--- Begin EXTRACTED INFORMATION ---
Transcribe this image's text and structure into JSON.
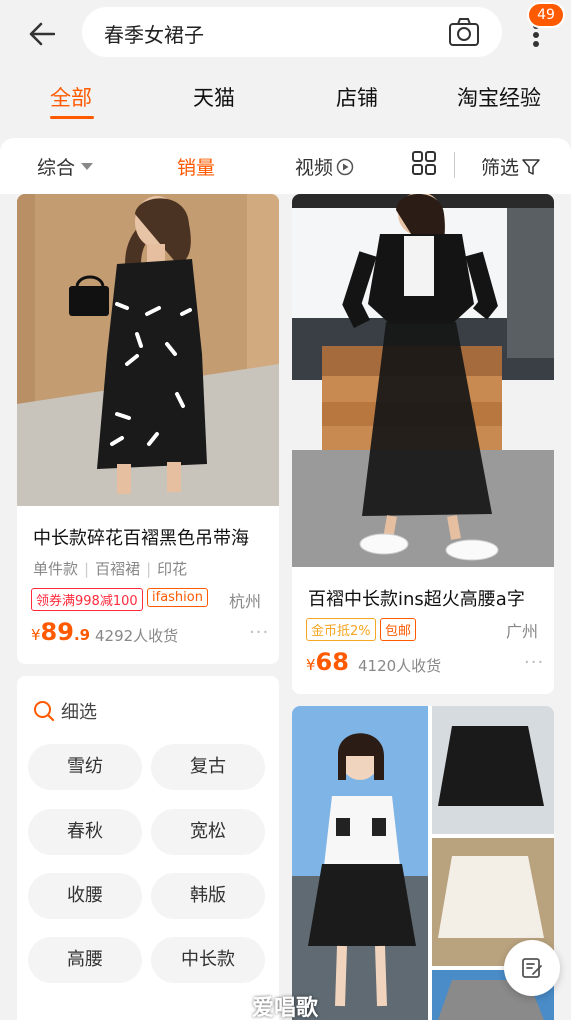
{
  "header": {
    "search_query": "春季女裙子",
    "notification_count": "49"
  },
  "tabs": [
    {
      "label": "全部",
      "active": true
    },
    {
      "label": "天猫",
      "active": false
    },
    {
      "label": "店铺",
      "active": false
    },
    {
      "label": "淘宝经验",
      "active": false
    }
  ],
  "filters": {
    "comprehensive": "综合",
    "sales": "销量",
    "video": "视频",
    "filter": "筛选",
    "active_color": "#ff5a00"
  },
  "products": [
    {
      "title": "中长款碎花百褶黑色吊带海",
      "tags": [
        "单件款",
        "百褶裙",
        "印花"
      ],
      "promos": [
        "领券满998减100",
        "ifashion"
      ],
      "city": "杭州",
      "price_currency": "¥",
      "price_int": "89",
      "price_dec": ".9",
      "sold": "4292人收货"
    },
    {
      "title": "百褶中长款ins超火高腰a字",
      "promos": [
        "金币抵2%",
        "包邮"
      ],
      "city": "广州",
      "price_currency": "¥",
      "price_int": "68",
      "sold": "4120人收货"
    }
  ],
  "refine": {
    "title": "细选",
    "chips": [
      "雪纺",
      "复古",
      "春秋",
      "宽松",
      "收腰",
      "韩版",
      "高腰",
      "中长款"
    ]
  },
  "watermark": "爱唱歌"
}
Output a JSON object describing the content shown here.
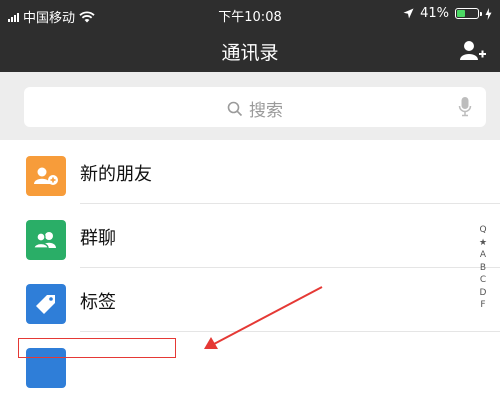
{
  "status_bar": {
    "carrier": "中国移动",
    "time": "下午10:08",
    "battery": "41%",
    "battery_level": 0.41
  },
  "nav": {
    "title": "通讯录",
    "add_icon": "add-contact-icon"
  },
  "search": {
    "placeholder": "搜索",
    "search_icon": "search-icon",
    "mic_icon": "microphone-icon"
  },
  "list": {
    "items": [
      {
        "label": "新的朋友",
        "icon": "new-friends-icon",
        "color": "#f79c3a"
      },
      {
        "label": "群聊",
        "icon": "group-chat-icon",
        "color": "#2aae67"
      },
      {
        "label": "标签",
        "icon": "tag-icon",
        "color": "#2f7ed8"
      },
      {
        "label": "",
        "icon": "official-accounts-icon",
        "color": "#2f7ed8"
      }
    ]
  },
  "index_bar": [
    "Q",
    "★",
    "A",
    "B",
    "C",
    "D",
    "F"
  ],
  "annotation": {
    "color": "#e53935"
  }
}
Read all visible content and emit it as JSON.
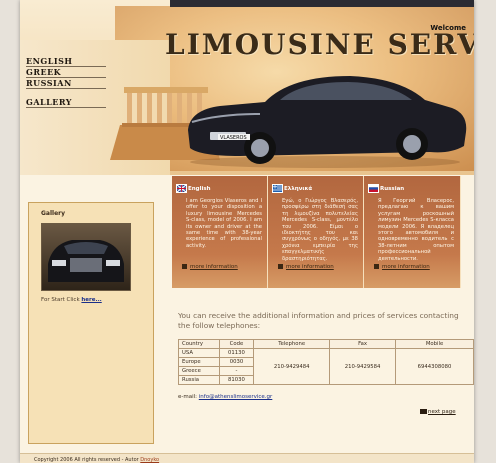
{
  "header": {
    "welcome": "Welcome",
    "title": "LIMOUSINE SERVICE",
    "plate": "VLASEROS"
  },
  "nav": {
    "languages": [
      "ENGLISH",
      "GREEK",
      "RUSSIAN"
    ],
    "gallery": "GALLERY"
  },
  "sidebar": {
    "gallery_title": "Gallery",
    "start_text": "For Start Click",
    "start_link": "here..."
  },
  "boxes": [
    {
      "language": "English",
      "text": "I am Georgios Vlaseros and I offer to your disposition a luxury limousine Mercedes S-class, model of 2006. I am its owner and driver at the same time with 38-year experience of professional activity.",
      "more": "more information"
    },
    {
      "language": "Ελληνικά",
      "text": "Εγώ, ο Γιώργος Βλασερός, προσφέρω στη διάθεσή σας τη λιμουζίνα πολυτελείας Mercedes S-class, μοντέλο του 2006. Είμαι ο ιδιοκτήτης του και συγχρόνως ο οδηγός, με 38 χρόνια εμπειρία της επαγγελματικής δραστηριότητας.",
      "more": "more information"
    },
    {
      "language": "Russian",
      "text": "Я Георгий Власерос, предлагаю к вашим услугам роскошный лимузин Mercedes S-класса модели 2006. Я владелец этого автомобиля и одновременно водитель с 38-летним опытом профессиональной деятельности.",
      "more": "more information"
    }
  ],
  "contact": {
    "intro": "You can receive the additional information and prices of services contacting the follow telephones:",
    "headers": [
      "Country",
      "Code",
      "Telephone",
      "Fax",
      "Mobile"
    ],
    "rows": [
      {
        "country": "USA",
        "code": "01130"
      },
      {
        "country": "Europe",
        "code": "0030"
      },
      {
        "country": "Greece",
        "code": "-"
      },
      {
        "country": "Russia",
        "code": "81030"
      }
    ],
    "telephone": "210-9429484",
    "fax": "210-9429584",
    "mobile": "6944308080",
    "email_label": "e-mail:",
    "email": "info@athenslimoservice.gr",
    "next": "next page"
  },
  "footer": {
    "copyright": "Copyright 2006 All rights reserved - Autor",
    "author": "Dnoyko"
  },
  "colors": {
    "box": "#c5794b",
    "link": "#1a2f8a",
    "page": "#fbf3e2"
  }
}
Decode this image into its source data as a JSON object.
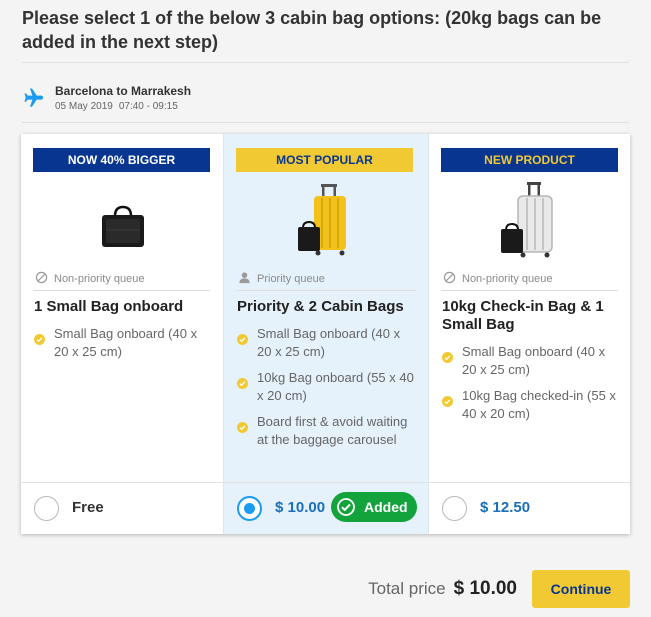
{
  "page": {
    "title": "Please select 1 of the below 3 cabin bag options: (20kg bags can be added in the next step)"
  },
  "flight": {
    "route": "Barcelona to Marrakesh",
    "date": "05 May 2019",
    "time": "07:40 - 09:15",
    "icon": "airplane-icon"
  },
  "options": [
    {
      "badge": "NOW 40% BIGGER",
      "queue": "Non-priority queue",
      "title": "1 Small Bag onboard",
      "features": [
        "Small Bag onboard (40 x 20 x 25 cm)"
      ],
      "price": "Free",
      "selected": false
    },
    {
      "badge": "MOST POPULAR",
      "queue": "Priority queue",
      "title": "Priority & 2 Cabin Bags",
      "features": [
        "Small Bag onboard (40 x 20 x 25 cm)",
        "10kg Bag onboard (55 x 40 x 20 cm)",
        "Board first & avoid waiting at the baggage carousel"
      ],
      "price": "$ 10.00",
      "selected": true,
      "added_label": "Added"
    },
    {
      "badge": "NEW PRODUCT",
      "queue": "Non-priority queue",
      "title": "10kg Check-in Bag & 1 Small Bag",
      "features": [
        "Small Bag onboard (40 x 20 x 25 cm)",
        "10kg Bag checked-in (55 x 40 x 20 cm)"
      ],
      "price": "$ 12.50",
      "selected": false
    }
  ],
  "footer": {
    "total_label": "Total price",
    "total_value": "$ 10.00",
    "continue_label": "Continue"
  },
  "colors": {
    "brand_navy": "#073590",
    "brand_yellow": "#f1c933",
    "selected_blue": "#1b9bf0",
    "added_green": "#12a33d",
    "highlight_bg": "#e5f1fb"
  }
}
--- End EXTRACTED INFORMATION ---
WRITTEN TASK: Copy all lines of the material above where the string "image" occurs.

SOLUTION TO THIS TASK:
Transcribe this image's text and structure into JSON.
Decode this image into its source data as a JSON object.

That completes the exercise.